◆ The request
All of the material below is to be restated word for word, apart from the pictures.

(Saved entries)

□ □ □ □ □

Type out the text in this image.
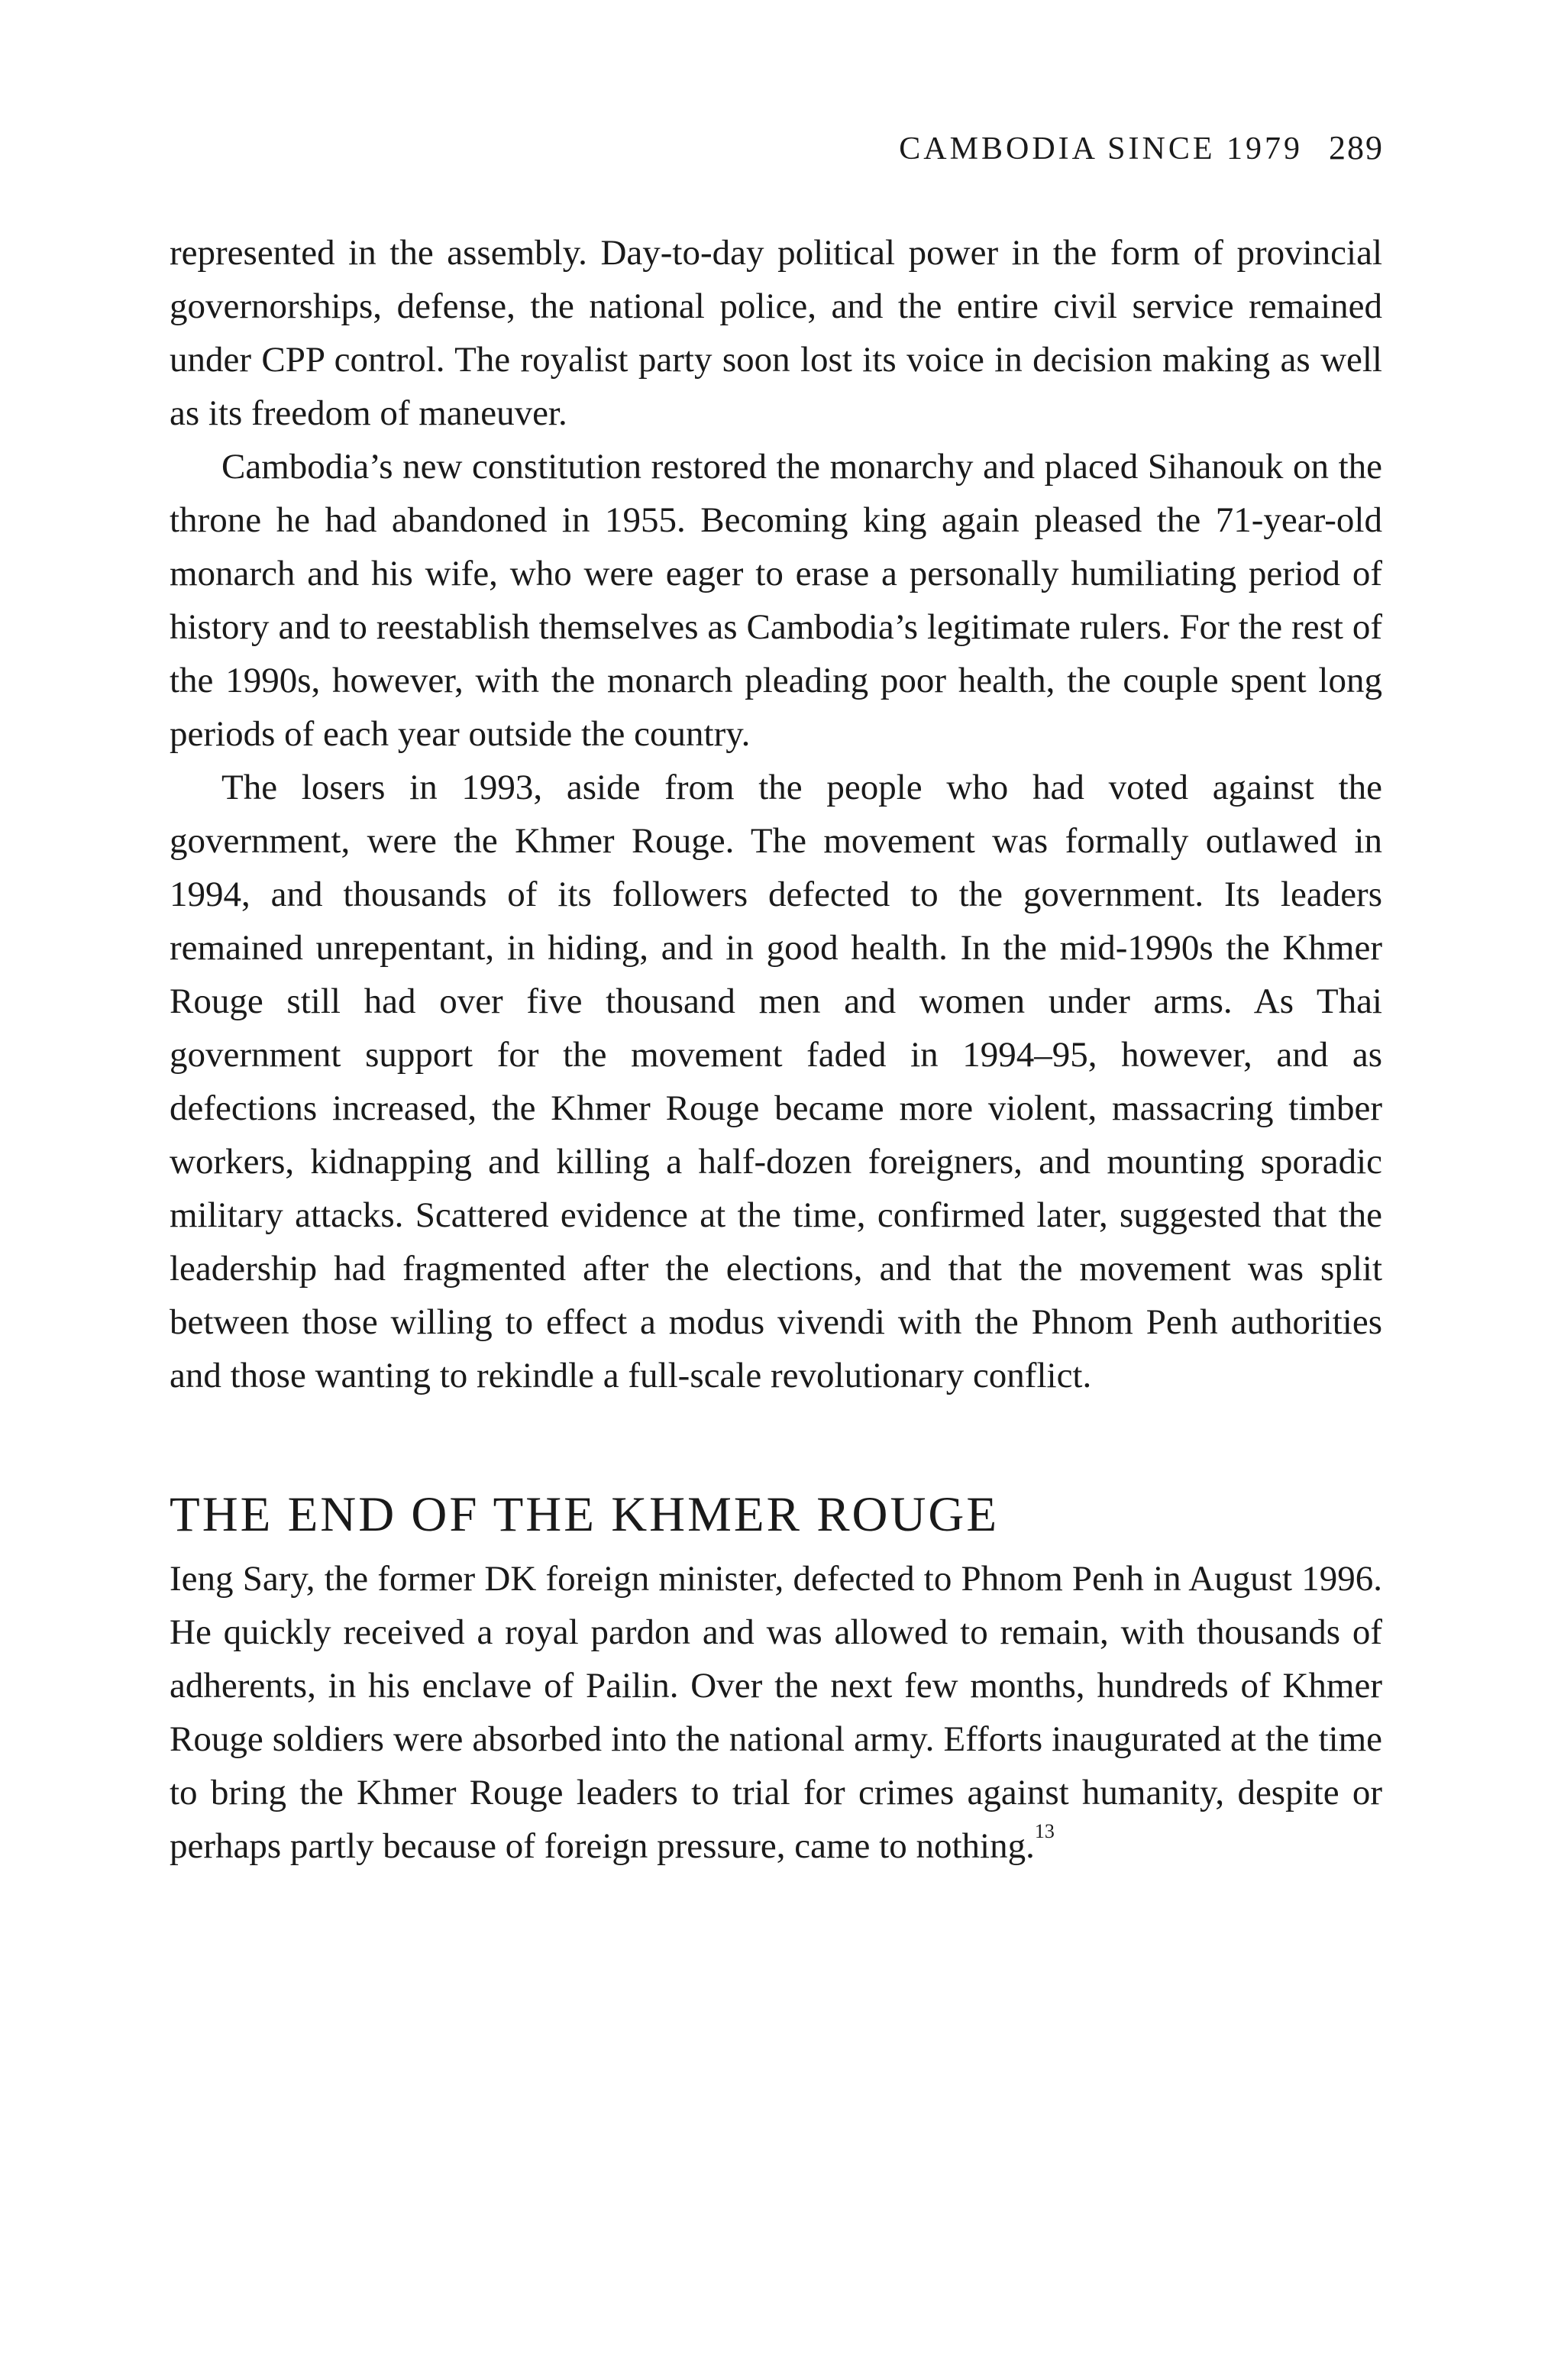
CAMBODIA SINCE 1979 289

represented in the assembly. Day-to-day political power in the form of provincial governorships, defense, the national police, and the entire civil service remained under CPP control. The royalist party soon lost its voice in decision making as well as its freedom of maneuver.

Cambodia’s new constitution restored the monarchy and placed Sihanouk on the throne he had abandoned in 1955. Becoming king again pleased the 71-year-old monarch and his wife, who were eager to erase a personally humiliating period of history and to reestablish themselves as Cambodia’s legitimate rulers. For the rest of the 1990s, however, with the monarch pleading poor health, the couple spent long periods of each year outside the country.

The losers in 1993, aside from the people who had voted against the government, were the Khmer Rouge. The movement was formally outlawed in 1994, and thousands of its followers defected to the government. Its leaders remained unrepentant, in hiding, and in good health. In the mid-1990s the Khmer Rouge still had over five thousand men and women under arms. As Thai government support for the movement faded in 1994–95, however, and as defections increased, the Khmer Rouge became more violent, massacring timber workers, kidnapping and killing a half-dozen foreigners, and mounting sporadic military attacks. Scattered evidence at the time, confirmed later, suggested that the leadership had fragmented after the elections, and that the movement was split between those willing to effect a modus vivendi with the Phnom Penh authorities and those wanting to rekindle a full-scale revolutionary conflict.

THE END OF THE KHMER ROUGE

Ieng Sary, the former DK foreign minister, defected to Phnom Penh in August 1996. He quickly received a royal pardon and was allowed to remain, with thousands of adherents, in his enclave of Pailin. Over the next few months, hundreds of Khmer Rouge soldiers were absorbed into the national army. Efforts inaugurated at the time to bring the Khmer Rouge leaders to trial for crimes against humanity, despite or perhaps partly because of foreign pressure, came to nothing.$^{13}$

□ □ □ □ □

◆ Expected answer
Type out the text in this image.
CAMBODIA SINCE 1979 289

represented in the assembly. Day-to-day political power in the form of provincial governorships, defense, the national police, and the entire civil service remained under CPP control. The royalist party soon lost its voice in decision making as well as its freedom of maneuver.

Cambodia’s new constitution restored the monarchy and placed Sihanouk on the throne he had abandoned in 1955. Becoming king again pleased the 71-year-old monarch and his wife, who were eager to erase a personally humiliating period of history and to reestablish themselves as Cambodia’s legitimate rulers. For the rest of the 1990s, however, with the monarch pleading poor health, the couple spent long periods of each year outside the country.

The losers in 1993, aside from the people who had voted against the government, were the Khmer Rouge. The movement was formally outlawed in 1994, and thousands of its followers defected to the government. Its leaders remained unrepentant, in hiding, and in good health. In the mid-1990s the Khmer Rouge still had over five thousand men and women under arms. As Thai government support for the movement faded in 1994–95, however, and as defections increased, the Khmer Rouge became more violent, massacring timber workers, kidnapping and killing a half-dozen foreigners, and mounting sporadic military attacks. Scattered evidence at the time, confirmed later, suggested that the leadership had fragmented after the elections, and that the movement was split between those willing to effect a modus vivendi with the Phnom Penh authorities and those wanting to rekindle a full-scale revolutionary conflict.

THE END OF THE KHMER ROUGE

Ieng Sary, the former DK foreign minister, defected to Phnom Penh in August 1996. He quickly received a royal pardon and was allowed to remain, with thousands of adherents, in his enclave of Pailin. Over the next few months, hundreds of Khmer Rouge soldiers were absorbed into the national army. Efforts inaugurated at the time to bring the Khmer Rouge leaders to trial for crimes against humanity, despite or perhaps partly because of foreign pressure, came to nothing.$^{13}$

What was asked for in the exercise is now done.